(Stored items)
◆ ◆ ◆ ◆

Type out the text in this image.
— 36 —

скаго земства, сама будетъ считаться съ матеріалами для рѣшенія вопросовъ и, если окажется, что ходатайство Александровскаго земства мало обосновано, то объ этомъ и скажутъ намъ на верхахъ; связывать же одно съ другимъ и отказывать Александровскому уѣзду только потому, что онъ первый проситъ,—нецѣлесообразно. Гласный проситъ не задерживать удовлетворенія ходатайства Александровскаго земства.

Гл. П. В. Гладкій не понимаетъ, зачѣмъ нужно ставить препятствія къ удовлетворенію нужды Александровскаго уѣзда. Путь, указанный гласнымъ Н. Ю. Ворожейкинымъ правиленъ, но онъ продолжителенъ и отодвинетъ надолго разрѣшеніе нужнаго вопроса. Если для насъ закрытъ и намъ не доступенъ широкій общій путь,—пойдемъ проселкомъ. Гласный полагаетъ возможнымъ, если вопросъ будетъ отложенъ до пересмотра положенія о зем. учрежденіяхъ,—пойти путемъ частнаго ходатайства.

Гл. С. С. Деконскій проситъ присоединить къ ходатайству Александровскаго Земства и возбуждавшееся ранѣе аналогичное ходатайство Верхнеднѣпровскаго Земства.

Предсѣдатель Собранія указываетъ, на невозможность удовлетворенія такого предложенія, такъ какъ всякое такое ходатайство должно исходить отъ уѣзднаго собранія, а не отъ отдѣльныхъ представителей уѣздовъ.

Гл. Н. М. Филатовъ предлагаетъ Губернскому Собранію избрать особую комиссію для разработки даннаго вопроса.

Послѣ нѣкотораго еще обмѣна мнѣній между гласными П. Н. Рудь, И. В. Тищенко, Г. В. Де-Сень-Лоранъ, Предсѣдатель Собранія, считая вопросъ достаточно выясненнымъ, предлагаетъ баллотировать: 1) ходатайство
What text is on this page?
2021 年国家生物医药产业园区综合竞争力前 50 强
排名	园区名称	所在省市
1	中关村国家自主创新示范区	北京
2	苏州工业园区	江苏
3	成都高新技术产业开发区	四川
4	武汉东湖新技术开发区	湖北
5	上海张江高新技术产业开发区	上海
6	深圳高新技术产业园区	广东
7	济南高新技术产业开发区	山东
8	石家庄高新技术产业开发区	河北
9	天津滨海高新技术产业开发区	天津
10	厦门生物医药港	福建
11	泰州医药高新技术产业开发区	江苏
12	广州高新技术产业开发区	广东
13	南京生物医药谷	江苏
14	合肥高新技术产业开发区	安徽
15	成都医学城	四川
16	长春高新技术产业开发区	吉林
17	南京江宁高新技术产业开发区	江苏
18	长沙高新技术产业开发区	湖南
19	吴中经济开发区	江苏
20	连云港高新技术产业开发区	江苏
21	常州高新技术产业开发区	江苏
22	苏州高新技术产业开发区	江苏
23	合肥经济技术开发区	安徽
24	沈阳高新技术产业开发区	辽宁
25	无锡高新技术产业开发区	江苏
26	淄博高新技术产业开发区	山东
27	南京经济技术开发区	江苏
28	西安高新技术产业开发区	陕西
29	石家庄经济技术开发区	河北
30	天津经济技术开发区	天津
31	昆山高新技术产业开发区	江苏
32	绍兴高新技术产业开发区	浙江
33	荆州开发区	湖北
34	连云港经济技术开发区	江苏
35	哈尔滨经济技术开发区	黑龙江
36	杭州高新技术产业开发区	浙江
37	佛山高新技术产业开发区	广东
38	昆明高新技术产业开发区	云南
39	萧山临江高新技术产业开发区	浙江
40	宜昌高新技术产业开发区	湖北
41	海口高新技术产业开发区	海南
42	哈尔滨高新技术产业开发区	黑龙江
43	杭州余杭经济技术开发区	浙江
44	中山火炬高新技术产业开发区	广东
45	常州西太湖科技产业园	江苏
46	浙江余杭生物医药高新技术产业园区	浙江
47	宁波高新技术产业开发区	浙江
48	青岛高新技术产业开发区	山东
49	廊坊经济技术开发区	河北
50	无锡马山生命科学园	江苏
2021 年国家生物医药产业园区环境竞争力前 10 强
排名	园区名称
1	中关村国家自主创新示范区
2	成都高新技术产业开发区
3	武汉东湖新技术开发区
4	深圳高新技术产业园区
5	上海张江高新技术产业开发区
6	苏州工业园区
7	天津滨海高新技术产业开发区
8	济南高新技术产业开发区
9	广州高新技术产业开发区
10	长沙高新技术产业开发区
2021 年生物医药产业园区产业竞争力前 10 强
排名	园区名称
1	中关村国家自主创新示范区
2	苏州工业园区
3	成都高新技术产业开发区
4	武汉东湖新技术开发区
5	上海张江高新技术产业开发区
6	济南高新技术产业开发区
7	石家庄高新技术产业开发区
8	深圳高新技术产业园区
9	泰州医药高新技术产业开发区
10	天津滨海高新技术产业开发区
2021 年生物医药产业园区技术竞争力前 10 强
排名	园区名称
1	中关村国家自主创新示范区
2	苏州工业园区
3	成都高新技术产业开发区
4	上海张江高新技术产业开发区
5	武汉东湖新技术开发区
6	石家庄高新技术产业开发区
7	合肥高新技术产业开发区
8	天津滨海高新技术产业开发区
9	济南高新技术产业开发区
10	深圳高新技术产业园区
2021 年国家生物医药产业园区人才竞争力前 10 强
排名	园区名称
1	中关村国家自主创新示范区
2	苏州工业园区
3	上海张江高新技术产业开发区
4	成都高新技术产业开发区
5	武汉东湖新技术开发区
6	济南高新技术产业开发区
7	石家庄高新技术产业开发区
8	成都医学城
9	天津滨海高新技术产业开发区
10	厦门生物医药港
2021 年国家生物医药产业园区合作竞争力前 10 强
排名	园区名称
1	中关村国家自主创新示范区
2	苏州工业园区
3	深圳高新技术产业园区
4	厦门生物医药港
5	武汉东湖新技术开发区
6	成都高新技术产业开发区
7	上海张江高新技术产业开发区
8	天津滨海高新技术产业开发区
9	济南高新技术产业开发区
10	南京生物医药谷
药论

◆ ◆ ◆ ◆

_Your goal_
Extract every record. Keep wording exact.

_Finished exercise_
Type out the text in this image.
— 36 —

скаго земства, сама будетъ считаться съ матеріалами для рѣшенія вопросовъ и, если окажется, что ходатайство Александровскаго земства мало обосновано, то объ этомъ и скажутъ намъ на верхахъ; связывать же одно съ другимъ и отказывать Александровскому уѣзду только потому, что онъ первый проситъ,—нецѣлесообразно. Гласный проситъ не задерживать удовлетворенія ходатайства Александровскаго земства.

Гл. П. В. Гладкій не понимаетъ, зачѣмъ нужно ставить препятствія къ удовлетворенію нужды Александровскаго уѣзда. Путь, указанный гласнымъ Н. Ю. Ворожейкинымъ правиленъ, но онъ продолжителенъ и отодвинетъ надолго разрѣшеніе нужнаго вопроса. Если для насъ закрытъ и намъ не доступенъ широкій общій путь,—пойдемъ проселкомъ. Гласный полагаетъ возможнымъ, если вопросъ будетъ отложенъ до пересмотра положенія о зем. учрежденіяхъ,—пойти путемъ частнаго ходатайства.

Гл. С. С. Деконскій проситъ присоединить къ ходатайству Александровскаго Земства и возбуждавшееся ранѣе аналогичное ходатайство Верхнеднѣпровскаго Земства.

Предсѣдатель Собранія указываетъ, на невозможность удовлетворенія такого предложенія, такъ какъ всякое такое ходатайство должно исходить отъ уѣзднаго собранія, а не отъ отдѣльныхъ представителей уѣздовъ.

Гл. Н. М. Филатовъ предлагаетъ Губернскому Собранію избрать особую комиссію для разработки даннаго вопроса.

Послѣ нѣкотораго еще обмѣна мнѣній между гласными П. Н. Рудь, И. В. Тищенко, Г. В. Де-Сень-Лоранъ, Предсѣдатель Собранія, считая вопросъ достаточно выясненнымъ, предлагаетъ баллотировать: 1) ходатайство
What text is on this page?
2021 年国家生物医药产业园区综合竞争力前 50 强
排名	园区名称	所在省市
1	中关村国家自主创新示范区	北京
2	苏州工业园区	江苏
3	成都高新技术产业开发区	四川
4	武汉东湖新技术开发区	湖北
5	上海张江高新技术产业开发区	上海
6	深圳高新技术产业园区	广东
7	济南高新技术产业开发区	山东
8	石家庄高新技术产业开发区	河北
9	天津滨海高新技术产业开发区	天津
10	厦门生物医药港	福建
11	泰州医药高新技术产业开发区	江苏
12	广州高新技术产业开发区	广东
13	南京生物医药谷	江苏
14	合肥高新技术产业开发区	安徽
15	成都医学城	四川
16	长春高新技术产业开发区	吉林
17	南京江宁高新技术产业开发区	江苏
18	长沙高新技术产业开发区	湖南
19	吴中经济开发区	江苏
20	连云港高新技术产业开发区	江苏
21	常州高新技术产业开发区	江苏
22	苏州高新技术产业开发区	江苏
23	合肥经济技术开发区	安徽
24	沈阳高新技术产业开发区	辽宁
25	无锡高新技术产业开发区	江苏
26	淄博高新技术产业开发区	山东
27	南京经济技术开发区	江苏
28	西安高新技术产业开发区	陕西
29	石家庄经济技术开发区	河北
30	天津经济技术开发区	天津
31	昆山高新技术产业开发区	江苏
32	绍兴高新技术产业开发区	浙江
33	荆州开发区	湖北
34	连云港经济技术开发区	江苏
35	哈尔滨经济技术开发区	黑龙江
36	杭州高新技术产业开发区	浙江
37	佛山高新技术产业开发区	广东
38	昆明高新技术产业开发区	云南
39	萧山临江高新技术产业开发区	浙江
40	宜昌高新技术产业开发区	湖北
41	海口高新技术产业开发区	海南
42	哈尔滨高新技术产业开发区	黑龙江
43	杭州余杭经济技术开发区	浙江
44	中山火炬高新技术产业开发区	广东
45	常州西太湖科技产业园	江苏
46	浙江余杭生物医药高新技术产业园区	浙江
47	宁波高新技术产业开发区	浙江
48	青岛高新技术产业开发区	山东
49	廊坊经济技术开发区	河北
50	无锡马山生命科学园	江苏
2021 年国家生物医药产业园区环境竞争力前 10 强
排名	园区名称
1	中关村国家自主创新示范区
2	成都高新技术产业开发区
3	武汉东湖新技术开发区
4	深圳高新技术产业园区
5	上海张江高新技术产业开发区
6	苏州工业园区
7	天津滨海高新技术产业开发区
8	济南高新技术产业开发区
9	广州高新技术产业开发区
10	长沙高新技术产业开发区
2021 年生物医药产业园区产业竞争力前 10 强
排名	园区名称
1	中关村国家自主创新示范区
2	苏州工业园区
3	成都高新技术产业开发区
4	武汉东湖新技术开发区
5	上海张江高新技术产业开发区
6	济南高新技术产业开发区
7	石家庄高新技术产业开发区
8	深圳高新技术产业园区
9	泰州医药高新技术产业开发区
10	天津滨海高新技术产业开发区
2021 年生物医药产业园区技术竞争力前 10 强
排名	园区名称
1	中关村国家自主创新示范区
2	苏州工业园区
3	成都高新技术产业开发区
4	上海张江高新技术产业开发区
5	武汉东湖新技术开发区
6	石家庄高新技术产业开发区
7	合肥高新技术产业开发区
8	天津滨海高新技术产业开发区
9	济南高新技术产业开发区
10	深圳高新技术产业园区
2021 年国家生物医药产业园区人才竞争力前 10 强
排名	园区名称
1	中关村国家自主创新示范区
2	苏州工业园区
3	上海张江高新技术产业开发区
4	成都高新技术产业开发区
5	武汉东湖新技术开发区
6	济南高新技术产业开发区
7	石家庄高新技术产业开发区
8	成都医学城
9	天津滨海高新技术产业开发区
10	厦门生物医药港
2021 年国家生物医药产业园区合作竞争力前 10 强
排名	园区名称
1	中关村国家自主创新示范区
2	苏州工业园区
3	深圳高新技术产业园区
4	厦门生物医药港
5	武汉东湖新技术开发区
6	成都高新技术产业开发区
7	上海张江高新技术产业开发区
8	天津滨海高新技术产业开发区
9	济南高新技术产业开发区
10	南京生物医药谷
药论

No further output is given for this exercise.